_Problem statement_.
Transcribe all the entries word for word, but omit the images.

_Supplied data_.
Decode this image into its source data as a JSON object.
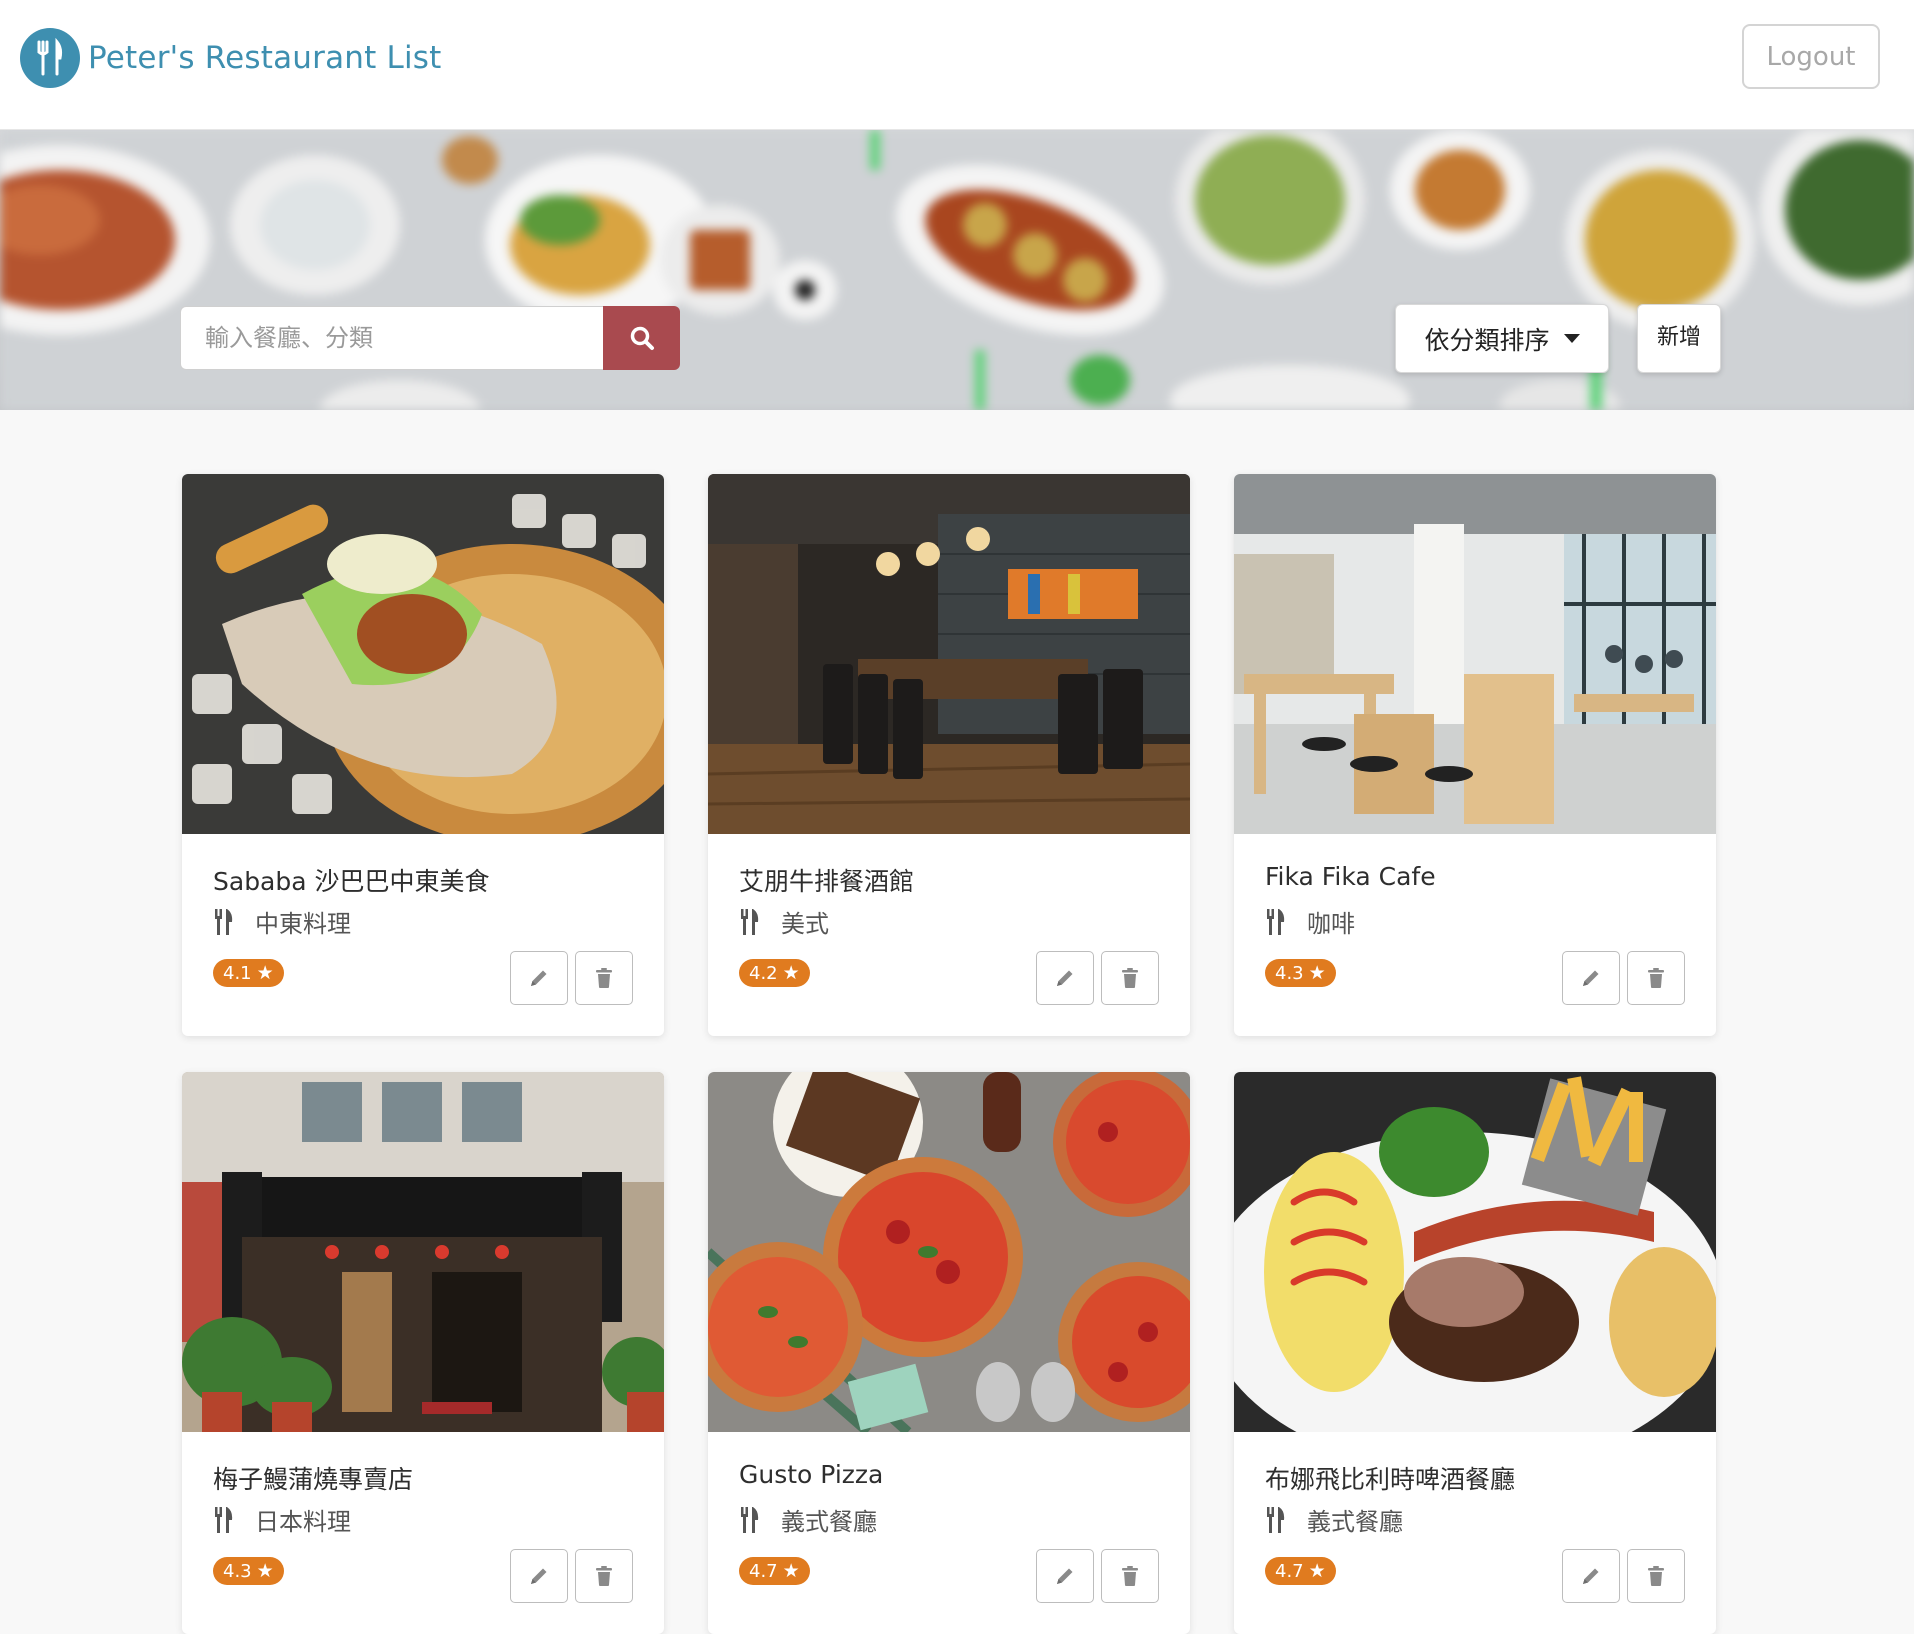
{
  "brand": {
    "title": "Peter's Restaurant List"
  },
  "nav": {
    "logout_label": "Logout"
  },
  "search": {
    "placeholder": "輸入餐廳、分類",
    "value": ""
  },
  "sort": {
    "label": "依分類排序"
  },
  "add": {
    "label": "新增"
  },
  "colors": {
    "brand": "#3e8fb0",
    "search_button": "#a94a4f",
    "rating_badge": "#e07b1f"
  },
  "restaurants": [
    {
      "name": "Sababa 沙巴巴中東美食",
      "category": "中東料理",
      "rating": "4.1"
    },
    {
      "name": "艾朋牛排餐酒館",
      "category": "美式",
      "rating": "4.2"
    },
    {
      "name": "Fika Fika Cafe",
      "category": "咖啡",
      "rating": "4.3"
    },
    {
      "name": "梅子鰻蒲燒專賣店",
      "category": "日本料理",
      "rating": "4.3"
    },
    {
      "name": "Gusto Pizza",
      "category": "義式餐廳",
      "rating": "4.7"
    },
    {
      "name": "布娜飛比利時啤酒餐廳",
      "category": "義式餐廳",
      "rating": "4.7"
    }
  ]
}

_Answer below_.
Decode this image into its source data as a JSON object.
{
  "brand": {
    "title": "Peter's Restaurant List"
  },
  "nav": {
    "logout_label": "Logout"
  },
  "search": {
    "placeholder": "輸入餐廳、分類",
    "value": ""
  },
  "sort": {
    "label": "依分類排序"
  },
  "add": {
    "label": "新增"
  },
  "colors": {
    "brand": "#3e8fb0",
    "search_button": "#a94a4f",
    "rating_badge": "#e07b1f"
  },
  "restaurants": [
    {
      "name": "Sababa 沙巴巴中東美食",
      "category": "中東料理",
      "rating": "4.1"
    },
    {
      "name": "艾朋牛排餐酒館",
      "category": "美式",
      "rating": "4.2"
    },
    {
      "name": "Fika Fika Cafe",
      "category": "咖啡",
      "rating": "4.3"
    },
    {
      "name": "梅子鰻蒲燒專賣店",
      "category": "日本料理",
      "rating": "4.3"
    },
    {
      "name": "Gusto Pizza",
      "category": "義式餐廳",
      "rating": "4.7"
    },
    {
      "name": "布娜飛比利時啤酒餐廳",
      "category": "義式餐廳",
      "rating": "4.7"
    }
  ]
}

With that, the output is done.